- [DOCUMENT EXCERPT]:
>>>

A second Cold War between Russia and the West hasn't stopped Russian President Vladimir Putin and President Donald Trump talking as often as five times a month. So what next for international relations now that Britain has called out Russian "interference" in global elections while Putin consolidates power for at least the next decade?
Russian influence and interference in global elections must be seen as the "new normal," a British intelligence report says.
Within hours of the report being published, British tabloid newspapers were reporting Russian submarines being intercepted in the English Channel between France and southern England by both countries' naval forces. This comes after British Foreign Secretary Dominic Raab admitted that it was "almost certain" that Russians sought to interfere in the 2019 U.K. General Election.
What the West is left with is the reality that there might be Cold Wars separately with both China and Russia for the foreseeable future.
China is a whole separate topic that could, and is, taking up entire volumes of discussion that's not for this article.
But Russia has already conducted, in the words of the Congressional Research Service, an "invasion and occupation of Ukraine's Crimea region," "used a chemical weapon on a U.K. citizen" and offered a bounty to kill U.S. soldiers in Afghanistan.

<<<

- [DATA LISTING]:
>>>

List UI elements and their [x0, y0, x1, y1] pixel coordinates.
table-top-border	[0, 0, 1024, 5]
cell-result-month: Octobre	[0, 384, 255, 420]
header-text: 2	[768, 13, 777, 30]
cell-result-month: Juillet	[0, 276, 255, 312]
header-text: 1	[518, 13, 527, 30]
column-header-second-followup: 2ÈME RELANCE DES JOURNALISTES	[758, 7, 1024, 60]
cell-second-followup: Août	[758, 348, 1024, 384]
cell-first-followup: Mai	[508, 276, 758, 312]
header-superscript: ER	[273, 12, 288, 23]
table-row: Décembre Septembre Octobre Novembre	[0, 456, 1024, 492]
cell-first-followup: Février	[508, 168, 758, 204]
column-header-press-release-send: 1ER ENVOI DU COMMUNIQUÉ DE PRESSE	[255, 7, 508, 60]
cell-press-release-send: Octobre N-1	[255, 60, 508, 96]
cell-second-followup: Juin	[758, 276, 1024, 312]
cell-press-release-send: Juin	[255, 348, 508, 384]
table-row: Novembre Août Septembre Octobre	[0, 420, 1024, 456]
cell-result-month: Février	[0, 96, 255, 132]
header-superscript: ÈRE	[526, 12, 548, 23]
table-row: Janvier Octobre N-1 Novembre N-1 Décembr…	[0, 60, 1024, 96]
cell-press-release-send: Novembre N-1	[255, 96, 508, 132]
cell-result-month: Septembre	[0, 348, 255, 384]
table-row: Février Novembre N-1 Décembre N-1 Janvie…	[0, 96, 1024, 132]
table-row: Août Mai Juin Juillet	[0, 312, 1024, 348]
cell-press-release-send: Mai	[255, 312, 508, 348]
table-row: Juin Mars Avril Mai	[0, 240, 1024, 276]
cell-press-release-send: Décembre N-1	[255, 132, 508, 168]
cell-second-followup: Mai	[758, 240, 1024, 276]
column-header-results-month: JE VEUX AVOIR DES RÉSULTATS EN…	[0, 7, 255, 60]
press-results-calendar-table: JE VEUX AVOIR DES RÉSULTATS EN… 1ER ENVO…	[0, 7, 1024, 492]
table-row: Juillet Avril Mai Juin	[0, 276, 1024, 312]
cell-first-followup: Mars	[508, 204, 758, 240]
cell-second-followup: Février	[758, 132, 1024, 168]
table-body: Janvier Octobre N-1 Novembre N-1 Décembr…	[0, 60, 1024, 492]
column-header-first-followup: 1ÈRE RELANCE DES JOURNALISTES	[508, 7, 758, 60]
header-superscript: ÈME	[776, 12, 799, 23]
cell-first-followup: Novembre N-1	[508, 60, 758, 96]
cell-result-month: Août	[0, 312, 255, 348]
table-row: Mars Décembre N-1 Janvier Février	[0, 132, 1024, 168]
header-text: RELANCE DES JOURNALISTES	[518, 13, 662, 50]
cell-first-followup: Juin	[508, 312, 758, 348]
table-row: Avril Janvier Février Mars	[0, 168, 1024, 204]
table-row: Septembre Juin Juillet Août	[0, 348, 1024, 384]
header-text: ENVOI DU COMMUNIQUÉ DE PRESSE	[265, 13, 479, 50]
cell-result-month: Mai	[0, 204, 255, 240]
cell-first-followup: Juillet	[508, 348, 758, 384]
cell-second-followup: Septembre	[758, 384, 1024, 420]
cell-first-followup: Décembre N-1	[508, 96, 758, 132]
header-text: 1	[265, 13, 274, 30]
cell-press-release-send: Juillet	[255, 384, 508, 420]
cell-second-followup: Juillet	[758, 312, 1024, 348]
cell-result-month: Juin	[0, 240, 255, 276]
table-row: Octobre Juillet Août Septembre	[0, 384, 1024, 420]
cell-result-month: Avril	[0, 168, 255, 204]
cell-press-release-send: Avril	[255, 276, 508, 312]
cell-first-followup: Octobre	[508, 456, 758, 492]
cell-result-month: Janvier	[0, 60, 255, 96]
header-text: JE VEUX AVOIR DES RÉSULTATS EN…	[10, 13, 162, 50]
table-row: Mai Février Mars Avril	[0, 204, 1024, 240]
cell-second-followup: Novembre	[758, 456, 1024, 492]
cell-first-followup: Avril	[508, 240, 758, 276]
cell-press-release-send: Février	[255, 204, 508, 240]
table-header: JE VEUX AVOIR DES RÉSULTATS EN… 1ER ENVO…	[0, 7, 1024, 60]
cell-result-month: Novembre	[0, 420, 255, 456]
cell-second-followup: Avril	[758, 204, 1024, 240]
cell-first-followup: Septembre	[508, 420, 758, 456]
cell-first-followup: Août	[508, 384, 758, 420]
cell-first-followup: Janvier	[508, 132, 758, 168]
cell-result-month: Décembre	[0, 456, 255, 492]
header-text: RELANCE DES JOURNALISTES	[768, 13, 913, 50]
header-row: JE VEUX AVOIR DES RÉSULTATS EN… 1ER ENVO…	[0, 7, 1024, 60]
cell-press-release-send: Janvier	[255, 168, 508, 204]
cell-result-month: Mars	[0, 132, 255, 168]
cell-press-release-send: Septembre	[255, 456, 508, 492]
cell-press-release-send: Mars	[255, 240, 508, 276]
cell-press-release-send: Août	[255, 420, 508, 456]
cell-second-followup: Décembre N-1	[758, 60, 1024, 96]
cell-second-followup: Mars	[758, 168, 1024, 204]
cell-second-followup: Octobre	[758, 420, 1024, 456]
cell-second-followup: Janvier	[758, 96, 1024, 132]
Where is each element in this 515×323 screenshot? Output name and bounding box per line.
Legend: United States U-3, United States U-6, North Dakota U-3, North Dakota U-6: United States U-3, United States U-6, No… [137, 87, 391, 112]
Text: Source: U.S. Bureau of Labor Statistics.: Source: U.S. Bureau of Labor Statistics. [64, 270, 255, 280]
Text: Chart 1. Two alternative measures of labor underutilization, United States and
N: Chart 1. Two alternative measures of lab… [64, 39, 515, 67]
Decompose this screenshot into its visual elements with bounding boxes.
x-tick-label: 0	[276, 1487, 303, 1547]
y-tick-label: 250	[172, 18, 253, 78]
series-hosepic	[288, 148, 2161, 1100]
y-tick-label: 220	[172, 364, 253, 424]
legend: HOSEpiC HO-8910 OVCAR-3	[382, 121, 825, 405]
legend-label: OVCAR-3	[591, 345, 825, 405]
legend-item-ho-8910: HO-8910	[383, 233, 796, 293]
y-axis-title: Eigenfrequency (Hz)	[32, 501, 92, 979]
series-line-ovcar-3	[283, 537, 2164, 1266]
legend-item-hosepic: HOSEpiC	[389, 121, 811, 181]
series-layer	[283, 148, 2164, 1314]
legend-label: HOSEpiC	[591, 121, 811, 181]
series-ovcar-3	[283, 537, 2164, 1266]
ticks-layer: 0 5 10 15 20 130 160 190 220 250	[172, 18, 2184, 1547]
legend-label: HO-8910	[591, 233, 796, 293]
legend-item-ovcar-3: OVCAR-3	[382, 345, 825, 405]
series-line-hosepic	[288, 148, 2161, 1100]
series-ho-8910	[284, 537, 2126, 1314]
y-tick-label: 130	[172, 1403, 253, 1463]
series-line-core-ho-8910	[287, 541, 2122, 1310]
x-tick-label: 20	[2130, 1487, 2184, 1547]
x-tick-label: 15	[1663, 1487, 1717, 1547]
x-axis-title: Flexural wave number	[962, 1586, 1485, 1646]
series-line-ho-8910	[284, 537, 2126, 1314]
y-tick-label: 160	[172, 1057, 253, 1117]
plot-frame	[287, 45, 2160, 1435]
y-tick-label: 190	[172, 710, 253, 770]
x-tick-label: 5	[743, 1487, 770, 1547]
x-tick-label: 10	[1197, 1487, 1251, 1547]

<<<

- [TASK REQUIREMENTS]:
(1) In the article on Russia and the West, what did Dominic Raab say was "almost certain"?
(2) Write the next part of the article on Russia and the West, starting after its last sentence.

- [ANSWERS TO THE PROBLEMS]:
(1) That Russians sought to interfere in the 2019 U.K. General Election.

(2)
Is there a tipping point in diplomatic relations coming? Can meaningful and productive friendships be formed with Russia? Or is it a stalemate that will last a lifetime?
"The improvement or otherwise of the diplomatic relations lies much more with the Kremlin than Downing Street or the White House," Dr. Maxine David, lecturer in European Studies at Leiden University, tells Newsweek.
"Putin and his supporters have taken the choice to seek to disrupt and undermine Western democratic processes, it is within their gift to decide to retreat from this destructive behavior. Without that willingness on the Russian side to resolve the problems, there is little the U.K., the U.S.—or anyone else—can do."
The British report made clear that it believed U.K. politicians "actively avoided" addressing Russian "meddling" because of the money flowing into the country from Russian oligarchs in both big business and politics.
But, similar to the Mueller report into Russian interference with the 2016 Presidential election, it didn't draw any firm conclusions or make any concrete allegations.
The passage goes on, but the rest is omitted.